Directive: Output the full listing below exactly as it reads, and skip anything that is a picture.

Raw records:
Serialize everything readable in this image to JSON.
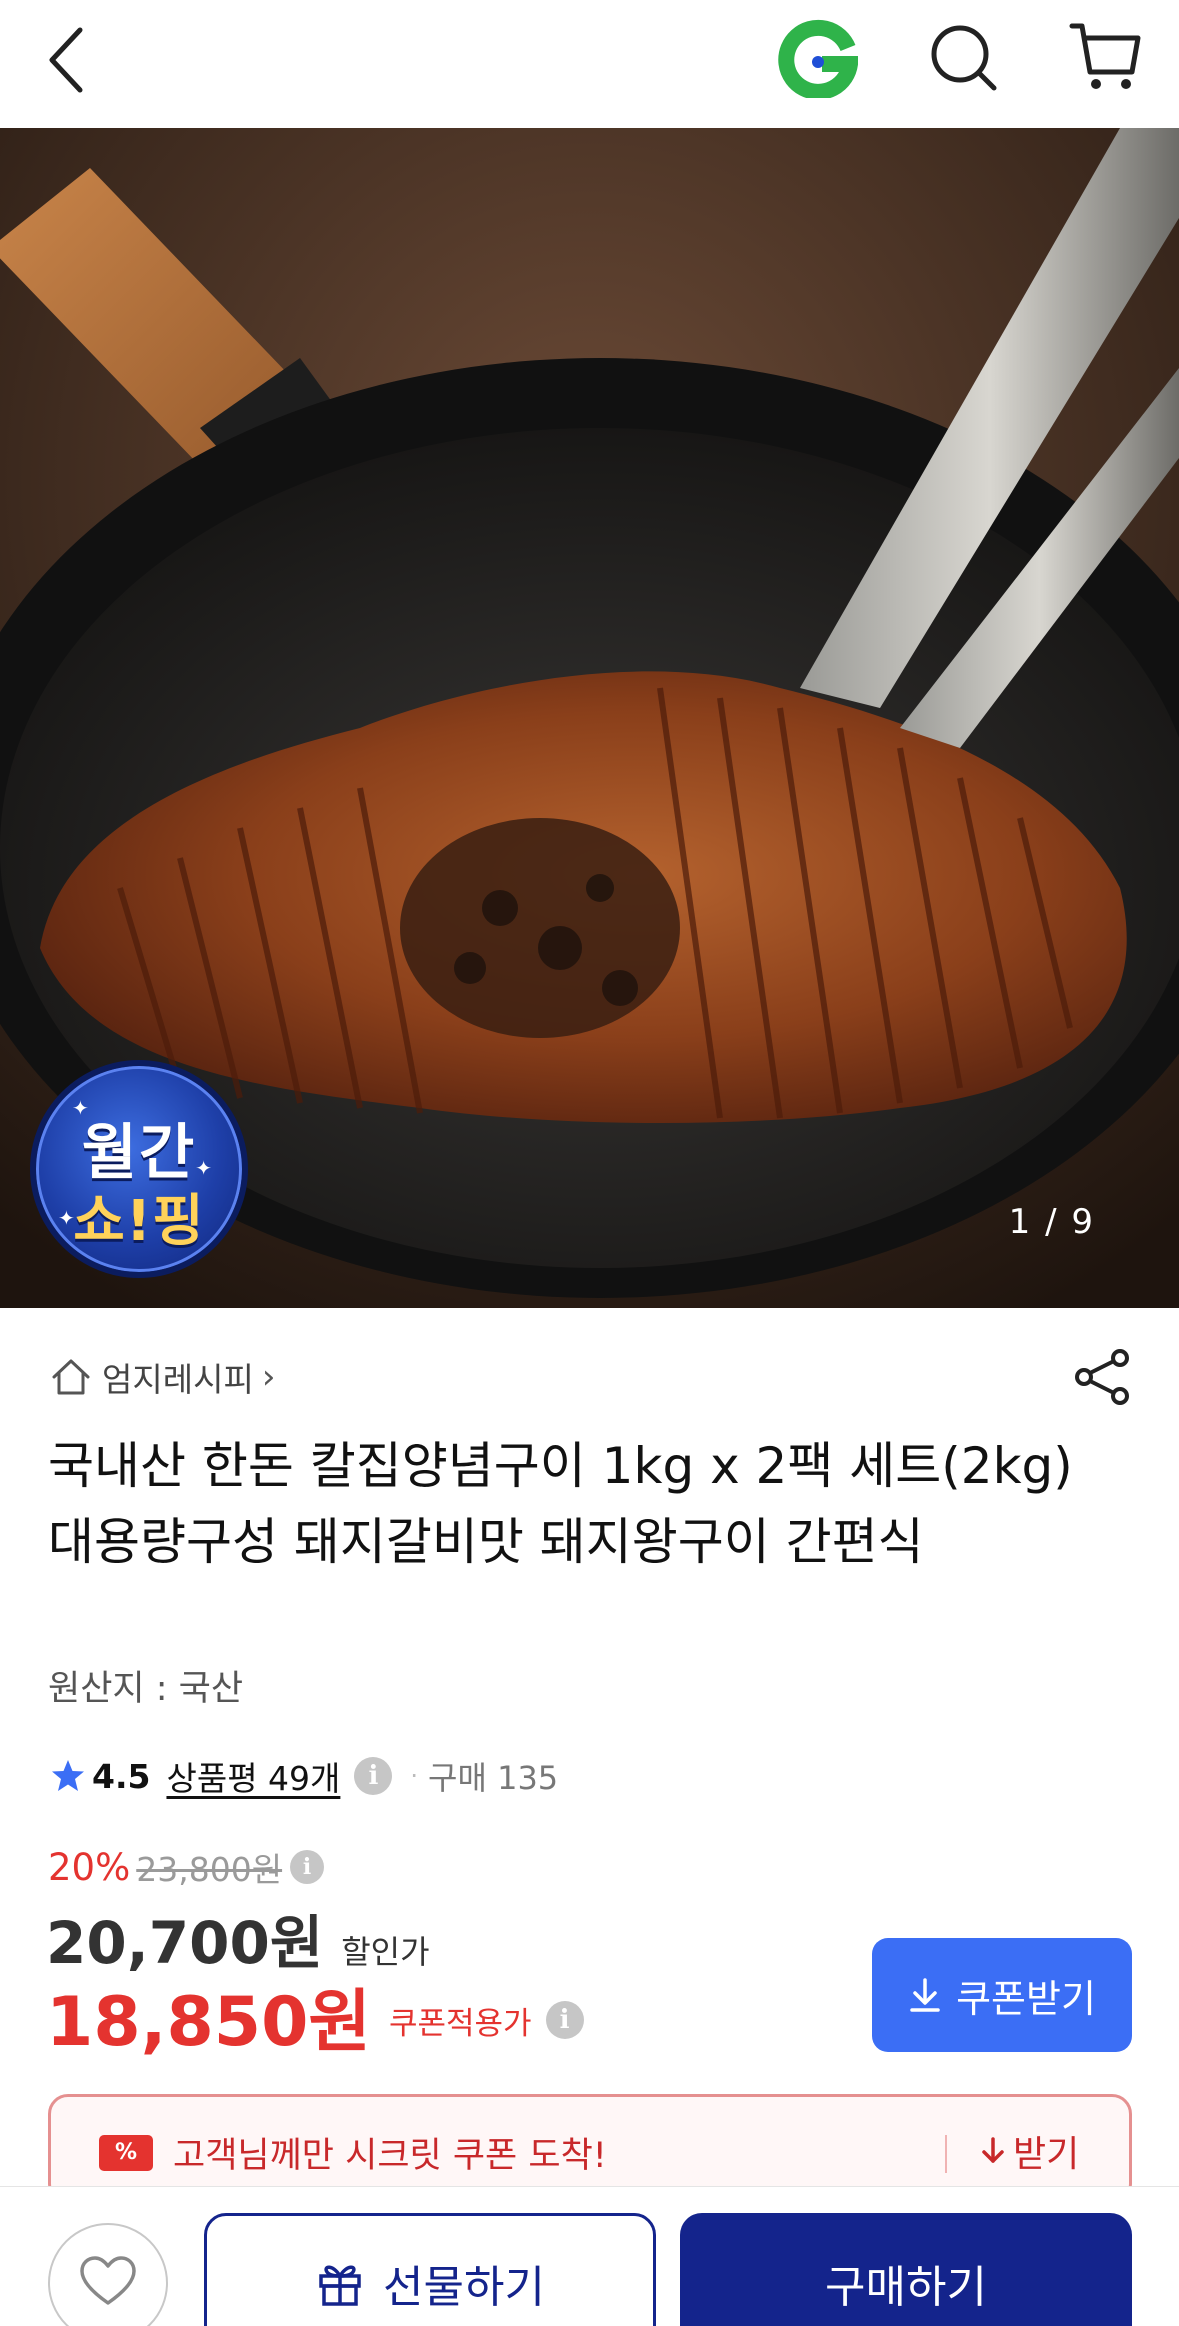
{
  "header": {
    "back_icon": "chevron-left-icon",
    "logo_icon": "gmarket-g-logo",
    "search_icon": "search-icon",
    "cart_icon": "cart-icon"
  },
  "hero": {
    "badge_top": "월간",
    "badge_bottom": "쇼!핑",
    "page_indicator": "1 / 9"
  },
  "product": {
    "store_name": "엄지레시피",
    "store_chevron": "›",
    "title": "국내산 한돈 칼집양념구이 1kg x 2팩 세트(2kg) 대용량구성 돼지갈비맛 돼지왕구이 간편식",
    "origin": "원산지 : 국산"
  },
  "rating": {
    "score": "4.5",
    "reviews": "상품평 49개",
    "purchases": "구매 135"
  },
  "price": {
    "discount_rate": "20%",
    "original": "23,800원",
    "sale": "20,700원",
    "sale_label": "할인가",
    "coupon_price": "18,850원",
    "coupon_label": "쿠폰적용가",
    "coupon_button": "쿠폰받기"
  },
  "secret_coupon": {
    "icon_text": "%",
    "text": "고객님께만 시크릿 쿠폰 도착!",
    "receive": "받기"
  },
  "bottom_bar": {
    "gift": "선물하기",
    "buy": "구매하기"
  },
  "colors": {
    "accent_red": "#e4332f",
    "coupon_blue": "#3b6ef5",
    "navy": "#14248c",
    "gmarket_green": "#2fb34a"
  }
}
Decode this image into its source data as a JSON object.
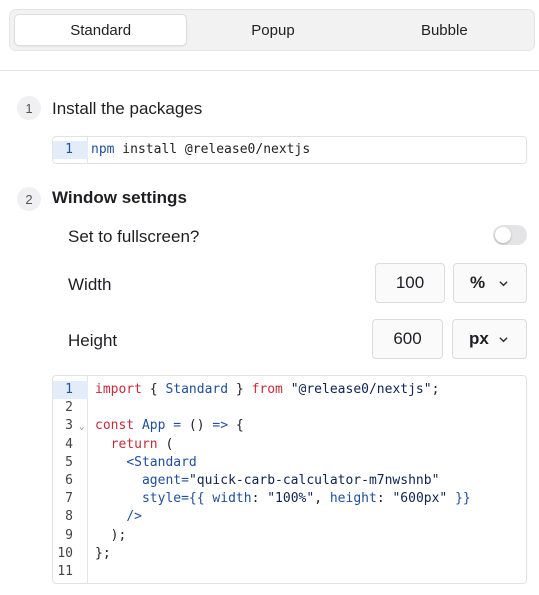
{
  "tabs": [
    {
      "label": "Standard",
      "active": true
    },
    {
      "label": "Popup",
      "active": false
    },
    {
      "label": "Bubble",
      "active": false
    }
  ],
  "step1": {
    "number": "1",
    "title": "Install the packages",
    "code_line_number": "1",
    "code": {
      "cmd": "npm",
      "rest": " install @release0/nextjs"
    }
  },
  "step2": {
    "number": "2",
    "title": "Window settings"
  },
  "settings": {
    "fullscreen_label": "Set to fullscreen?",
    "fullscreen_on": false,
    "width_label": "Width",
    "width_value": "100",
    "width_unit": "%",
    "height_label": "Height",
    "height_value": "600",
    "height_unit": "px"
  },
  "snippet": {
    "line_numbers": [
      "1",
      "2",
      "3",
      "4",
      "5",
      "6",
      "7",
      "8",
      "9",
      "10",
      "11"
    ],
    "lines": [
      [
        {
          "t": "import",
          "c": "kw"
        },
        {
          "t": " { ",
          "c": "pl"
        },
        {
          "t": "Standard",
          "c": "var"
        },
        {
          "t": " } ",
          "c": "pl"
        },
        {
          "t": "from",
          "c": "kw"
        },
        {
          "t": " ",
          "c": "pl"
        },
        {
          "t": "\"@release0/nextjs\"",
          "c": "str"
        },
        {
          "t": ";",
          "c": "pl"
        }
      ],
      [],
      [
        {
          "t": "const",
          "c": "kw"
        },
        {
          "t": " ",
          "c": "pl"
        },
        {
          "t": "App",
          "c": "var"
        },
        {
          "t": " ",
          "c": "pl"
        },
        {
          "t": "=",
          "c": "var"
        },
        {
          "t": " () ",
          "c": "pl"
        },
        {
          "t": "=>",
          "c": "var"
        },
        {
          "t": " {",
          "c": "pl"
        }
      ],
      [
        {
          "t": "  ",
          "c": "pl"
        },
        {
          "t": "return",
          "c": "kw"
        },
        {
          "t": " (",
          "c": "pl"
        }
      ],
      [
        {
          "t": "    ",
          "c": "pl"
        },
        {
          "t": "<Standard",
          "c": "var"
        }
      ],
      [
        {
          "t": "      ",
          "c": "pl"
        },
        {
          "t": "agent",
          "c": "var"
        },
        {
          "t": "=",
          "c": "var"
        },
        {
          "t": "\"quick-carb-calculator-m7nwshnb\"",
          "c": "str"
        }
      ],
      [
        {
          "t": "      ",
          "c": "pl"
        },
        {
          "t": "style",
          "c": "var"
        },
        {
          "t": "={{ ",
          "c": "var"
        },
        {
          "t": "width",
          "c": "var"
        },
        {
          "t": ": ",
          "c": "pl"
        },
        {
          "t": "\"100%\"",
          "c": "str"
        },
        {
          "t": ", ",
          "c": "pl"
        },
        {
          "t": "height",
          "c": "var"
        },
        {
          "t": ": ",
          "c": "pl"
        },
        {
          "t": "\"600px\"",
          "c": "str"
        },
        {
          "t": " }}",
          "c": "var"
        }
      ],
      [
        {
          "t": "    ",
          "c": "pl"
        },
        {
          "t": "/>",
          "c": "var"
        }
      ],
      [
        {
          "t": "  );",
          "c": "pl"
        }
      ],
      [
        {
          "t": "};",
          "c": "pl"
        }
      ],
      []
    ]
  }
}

Task response:
Serialize everything readable in this image to JSON.
{
  "header": {
    "back_icon": "chevron-left-icon",
    "logo_icon": "gmarket-g-logo",
    "search_icon": "search-icon",
    "cart_icon": "cart-icon"
  },
  "hero": {
    "badge_top": "월간",
    "badge_bottom": "쇼!핑",
    "page_indicator": "1 / 9"
  },
  "product": {
    "store_name": "엄지레시피",
    "store_chevron": "›",
    "title": "국내산 한돈 칼집양념구이 1kg x 2팩 세트(2kg) 대용량구성 돼지갈비맛 돼지왕구이 간편식",
    "origin": "원산지 : 국산"
  },
  "rating": {
    "score": "4.5",
    "reviews": "상품평 49개",
    "purchases": "구매 135"
  },
  "price": {
    "discount_rate": "20%",
    "original": "23,800원",
    "sale": "20,700원",
    "sale_label": "할인가",
    "coupon_price": "18,850원",
    "coupon_label": "쿠폰적용가",
    "coupon_button": "쿠폰받기"
  },
  "secret_coupon": {
    "icon_text": "%",
    "text": "고객님께만 시크릿 쿠폰 도착!",
    "receive": "받기"
  },
  "bottom_bar": {
    "gift": "선물하기",
    "buy": "구매하기"
  },
  "colors": {
    "accent_red": "#e4332f",
    "coupon_blue": "#3b6ef5",
    "navy": "#14248c",
    "gmarket_green": "#2fb34a"
  }
}
Decode this image into its source data as a JSON object.
{
  "tabs": [
    {
      "label": "Standard",
      "active": true
    },
    {
      "label": "Popup",
      "active": false
    },
    {
      "label": "Bubble",
      "active": false
    }
  ],
  "step1": {
    "number": "1",
    "title": "Install the packages",
    "code_line_number": "1",
    "code": {
      "cmd": "npm",
      "rest": " install @release0/nextjs"
    }
  },
  "step2": {
    "number": "2",
    "title": "Window settings"
  },
  "settings": {
    "fullscreen_label": "Set to fullscreen?",
    "fullscreen_on": false,
    "width_label": "Width",
    "width_value": "100",
    "width_unit": "%",
    "height_label": "Height",
    "height_value": "600",
    "height_unit": "px"
  },
  "snippet": {
    "line_numbers": [
      "1",
      "2",
      "3",
      "4",
      "5",
      "6",
      "7",
      "8",
      "9",
      "10",
      "11"
    ],
    "lines": [
      [
        {
          "t": "import",
          "c": "kw"
        },
        {
          "t": " { ",
          "c": "pl"
        },
        {
          "t": "Standard",
          "c": "var"
        },
        {
          "t": " } ",
          "c": "pl"
        },
        {
          "t": "from",
          "c": "kw"
        },
        {
          "t": " ",
          "c": "pl"
        },
        {
          "t": "\"@release0/nextjs\"",
          "c": "str"
        },
        {
          "t": ";",
          "c": "pl"
        }
      ],
      [],
      [
        {
          "t": "const",
          "c": "kw"
        },
        {
          "t": " ",
          "c": "pl"
        },
        {
          "t": "App",
          "c": "var"
        },
        {
          "t": " ",
          "c": "pl"
        },
        {
          "t": "=",
          "c": "var"
        },
        {
          "t": " () ",
          "c": "pl"
        },
        {
          "t": "=>",
          "c": "var"
        },
        {
          "t": " {",
          "c": "pl"
        }
      ],
      [
        {
          "t": "  ",
          "c": "pl"
        },
        {
          "t": "return",
          "c": "kw"
        },
        {
          "t": " (",
          "c": "pl"
        }
      ],
      [
        {
          "t": "    ",
          "c": "pl"
        },
        {
          "t": "<Standard",
          "c": "var"
        }
      ],
      [
        {
          "t": "      ",
          "c": "pl"
        },
        {
          "t": "agent",
          "c": "var"
        },
        {
          "t": "=",
          "c": "var"
        },
        {
          "t": "\"quick-carb-calculator-m7nwshnb\"",
          "c": "str"
        }
      ],
      [
        {
          "t": "      ",
          "c": "pl"
        },
        {
          "t": "style",
          "c": "var"
        },
        {
          "t": "={{ ",
          "c": "var"
        },
        {
          "t": "width",
          "c": "var"
        },
        {
          "t": ": ",
          "c": "pl"
        },
        {
          "t": "\"100%\"",
          "c": "str"
        },
        {
          "t": ", ",
          "c": "pl"
        },
        {
          "t": "height",
          "c": "var"
        },
        {
          "t": ": ",
          "c": "pl"
        },
        {
          "t": "\"600px\"",
          "c": "str"
        },
        {
          "t": " }}",
          "c": "var"
        }
      ],
      [
        {
          "t": "    ",
          "c": "pl"
        },
        {
          "t": "/>",
          "c": "var"
        }
      ],
      [
        {
          "t": "  );",
          "c": "pl"
        }
      ],
      [
        {
          "t": "};",
          "c": "pl"
        }
      ],
      []
    ]
  }
}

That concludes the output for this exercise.